◆ WHAT YOU ARE ASKED TO DO: Give the entries again exactly, every one of them.

[Records from a dataset]
===============

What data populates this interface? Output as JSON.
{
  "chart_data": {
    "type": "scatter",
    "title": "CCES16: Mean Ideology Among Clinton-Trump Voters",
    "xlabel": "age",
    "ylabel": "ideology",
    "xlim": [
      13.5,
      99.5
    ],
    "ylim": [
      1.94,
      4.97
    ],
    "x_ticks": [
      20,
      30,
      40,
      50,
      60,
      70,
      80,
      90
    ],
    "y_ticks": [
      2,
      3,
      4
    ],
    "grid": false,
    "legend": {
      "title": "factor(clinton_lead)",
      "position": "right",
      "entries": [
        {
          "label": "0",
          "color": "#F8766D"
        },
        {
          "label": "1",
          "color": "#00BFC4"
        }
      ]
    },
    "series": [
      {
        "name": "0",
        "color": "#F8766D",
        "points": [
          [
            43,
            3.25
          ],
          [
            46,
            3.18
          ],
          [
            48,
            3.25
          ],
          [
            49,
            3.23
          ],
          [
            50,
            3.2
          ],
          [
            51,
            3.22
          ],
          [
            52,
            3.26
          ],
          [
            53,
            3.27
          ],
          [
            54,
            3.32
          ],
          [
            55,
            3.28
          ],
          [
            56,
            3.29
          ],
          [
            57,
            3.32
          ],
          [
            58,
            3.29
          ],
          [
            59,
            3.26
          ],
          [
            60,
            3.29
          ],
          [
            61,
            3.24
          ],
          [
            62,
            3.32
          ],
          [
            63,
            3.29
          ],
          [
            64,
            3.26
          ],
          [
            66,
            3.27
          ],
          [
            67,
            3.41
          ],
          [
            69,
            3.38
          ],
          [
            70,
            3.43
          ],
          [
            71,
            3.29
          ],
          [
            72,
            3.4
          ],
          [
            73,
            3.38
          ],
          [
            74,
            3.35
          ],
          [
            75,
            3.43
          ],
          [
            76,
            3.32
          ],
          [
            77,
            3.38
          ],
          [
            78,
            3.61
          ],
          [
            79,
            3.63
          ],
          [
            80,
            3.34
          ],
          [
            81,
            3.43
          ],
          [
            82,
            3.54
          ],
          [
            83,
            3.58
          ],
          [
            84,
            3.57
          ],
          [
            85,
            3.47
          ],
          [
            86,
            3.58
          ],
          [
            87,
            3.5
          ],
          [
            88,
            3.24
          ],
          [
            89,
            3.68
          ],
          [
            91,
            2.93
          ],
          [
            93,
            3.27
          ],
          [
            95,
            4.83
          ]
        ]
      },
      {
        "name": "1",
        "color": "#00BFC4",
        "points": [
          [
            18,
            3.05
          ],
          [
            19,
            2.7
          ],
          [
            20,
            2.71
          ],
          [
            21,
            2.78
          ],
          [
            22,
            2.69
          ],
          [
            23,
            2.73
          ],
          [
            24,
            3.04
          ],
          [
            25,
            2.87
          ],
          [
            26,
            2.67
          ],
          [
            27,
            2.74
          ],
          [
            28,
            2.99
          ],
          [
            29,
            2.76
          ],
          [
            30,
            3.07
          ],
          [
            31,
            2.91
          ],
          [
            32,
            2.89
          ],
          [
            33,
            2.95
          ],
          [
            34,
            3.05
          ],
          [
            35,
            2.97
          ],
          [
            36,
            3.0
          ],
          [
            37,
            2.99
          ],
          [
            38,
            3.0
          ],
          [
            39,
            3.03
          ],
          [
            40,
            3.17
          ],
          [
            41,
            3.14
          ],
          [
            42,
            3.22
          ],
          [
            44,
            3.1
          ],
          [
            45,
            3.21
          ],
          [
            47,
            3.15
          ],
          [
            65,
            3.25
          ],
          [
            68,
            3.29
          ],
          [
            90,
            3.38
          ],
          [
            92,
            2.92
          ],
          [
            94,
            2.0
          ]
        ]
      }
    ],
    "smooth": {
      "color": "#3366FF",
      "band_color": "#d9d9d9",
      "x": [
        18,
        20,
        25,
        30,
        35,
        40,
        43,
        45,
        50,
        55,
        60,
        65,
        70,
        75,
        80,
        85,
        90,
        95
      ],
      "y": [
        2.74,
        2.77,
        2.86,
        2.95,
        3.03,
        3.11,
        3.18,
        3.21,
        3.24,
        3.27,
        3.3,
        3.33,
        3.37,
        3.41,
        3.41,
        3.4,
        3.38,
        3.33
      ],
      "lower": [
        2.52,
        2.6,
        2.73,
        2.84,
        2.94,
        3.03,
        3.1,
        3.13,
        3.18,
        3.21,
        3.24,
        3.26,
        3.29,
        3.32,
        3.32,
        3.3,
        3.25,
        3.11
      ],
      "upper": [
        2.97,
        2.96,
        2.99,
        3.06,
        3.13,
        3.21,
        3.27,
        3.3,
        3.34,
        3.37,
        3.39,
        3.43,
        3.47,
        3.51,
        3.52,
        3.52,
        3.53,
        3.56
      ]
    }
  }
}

===============

◆ SOLUTION TO THE EXERCISE:
What data populates this interface? Output as JSON.
{
  "chart_data": {
    "type": "scatter",
    "title": "CCES16: Mean Ideology Among Clinton-Trump Voters",
    "xlabel": "age",
    "ylabel": "ideology",
    "xlim": [
      13.5,
      99.5
    ],
    "ylim": [
      1.94,
      4.97
    ],
    "x_ticks": [
      20,
      30,
      40,
      50,
      60,
      70,
      80,
      90
    ],
    "y_ticks": [
      2,
      3,
      4
    ],
    "grid": false,
    "legend": {
      "title": "factor(clinton_lead)",
      "position": "right",
      "entries": [
        {
          "label": "0",
          "color": "#F8766D"
        },
        {
          "label": "1",
          "color": "#00BFC4"
        }
      ]
    },
    "series": [
      {
        "name": "0",
        "color": "#F8766D",
        "points": [
          [
            43,
            3.25
          ],
          [
            46,
            3.18
          ],
          [
            48,
            3.25
          ],
          [
            49,
            3.23
          ],
          [
            50,
            3.2
          ],
          [
            51,
            3.22
          ],
          [
            52,
            3.26
          ],
          [
            53,
            3.27
          ],
          [
            54,
            3.32
          ],
          [
            55,
            3.28
          ],
          [
            56,
            3.29
          ],
          [
            57,
            3.32
          ],
          [
            58,
            3.29
          ],
          [
            59,
            3.26
          ],
          [
            60,
            3.29
          ],
          [
            61,
            3.24
          ],
          [
            62,
            3.32
          ],
          [
            63,
            3.29
          ],
          [
            64,
            3.26
          ],
          [
            66,
            3.27
          ],
          [
            67,
            3.41
          ],
          [
            69,
            3.38
          ],
          [
            70,
            3.43
          ],
          [
            71,
            3.29
          ],
          [
            72,
            3.4
          ],
          [
            73,
            3.38
          ],
          [
            74,
            3.35
          ],
          [
            75,
            3.43
          ],
          [
            76,
            3.32
          ],
          [
            77,
            3.38
          ],
          [
            78,
            3.61
          ],
          [
            79,
            3.63
          ],
          [
            80,
            3.34
          ],
          [
            81,
            3.43
          ],
          [
            82,
            3.54
          ],
          [
            83,
            3.58
          ],
          [
            84,
            3.57
          ],
          [
            85,
            3.47
          ],
          [
            86,
            3.58
          ],
          [
            87,
            3.5
          ],
          [
            88,
            3.24
          ],
          [
            89,
            3.68
          ],
          [
            91,
            2.93
          ],
          [
            93,
            3.27
          ],
          [
            95,
            4.83
          ]
        ]
      },
      {
        "name": "1",
        "color": "#00BFC4",
        "points": [
          [
            18,
            3.05
          ],
          [
            19,
            2.7
          ],
          [
            20,
            2.71
          ],
          [
            21,
            2.78
          ],
          [
            22,
            2.69
          ],
          [
            23,
            2.73
          ],
          [
            24,
            3.04
          ],
          [
            25,
            2.87
          ],
          [
            26,
            2.67
          ],
          [
            27,
            2.74
          ],
          [
            28,
            2.99
          ],
          [
            29,
            2.76
          ],
          [
            30,
            3.07
          ],
          [
            31,
            2.91
          ],
          [
            32,
            2.89
          ],
          [
            33,
            2.95
          ],
          [
            34,
            3.05
          ],
          [
            35,
            2.97
          ],
          [
            36,
            3.0
          ],
          [
            37,
            2.99
          ],
          [
            38,
            3.0
          ],
          [
            39,
            3.03
          ],
          [
            40,
            3.17
          ],
          [
            41,
            3.14
          ],
          [
            42,
            3.22
          ],
          [
            44,
            3.1
          ],
          [
            45,
            3.21
          ],
          [
            47,
            3.15
          ],
          [
            65,
            3.25
          ],
          [
            68,
            3.29
          ],
          [
            90,
            3.38
          ],
          [
            92,
            2.92
          ],
          [
            94,
            2.0
          ]
        ]
      }
    ],
    "smooth": {
      "color": "#3366FF",
      "band_color": "#d9d9d9",
      "x": [
        18,
        20,
        25,
        30,
        35,
        40,
        43,
        45,
        50,
        55,
        60,
        65,
        70,
        75,
        80,
        85,
        90,
        95
      ],
      "y": [
        2.74,
        2.77,
        2.86,
        2.95,
        3.03,
        3.11,
        3.18,
        3.21,
        3.24,
        3.27,
        3.3,
        3.33,
        3.37,
        3.41,
        3.41,
        3.4,
        3.38,
        3.33
      ],
      "lower": [
        2.52,
        2.6,
        2.73,
        2.84,
        2.94,
        3.03,
        3.1,
        3.13,
        3.18,
        3.21,
        3.24,
        3.26,
        3.29,
        3.32,
        3.32,
        3.3,
        3.25,
        3.11
      ],
      "upper": [
        2.97,
        2.96,
        2.99,
        3.06,
        3.13,
        3.21,
        3.27,
        3.3,
        3.34,
        3.37,
        3.39,
        3.43,
        3.47,
        3.51,
        3.52,
        3.52,
        3.53,
        3.56
      ]
    }
  }
}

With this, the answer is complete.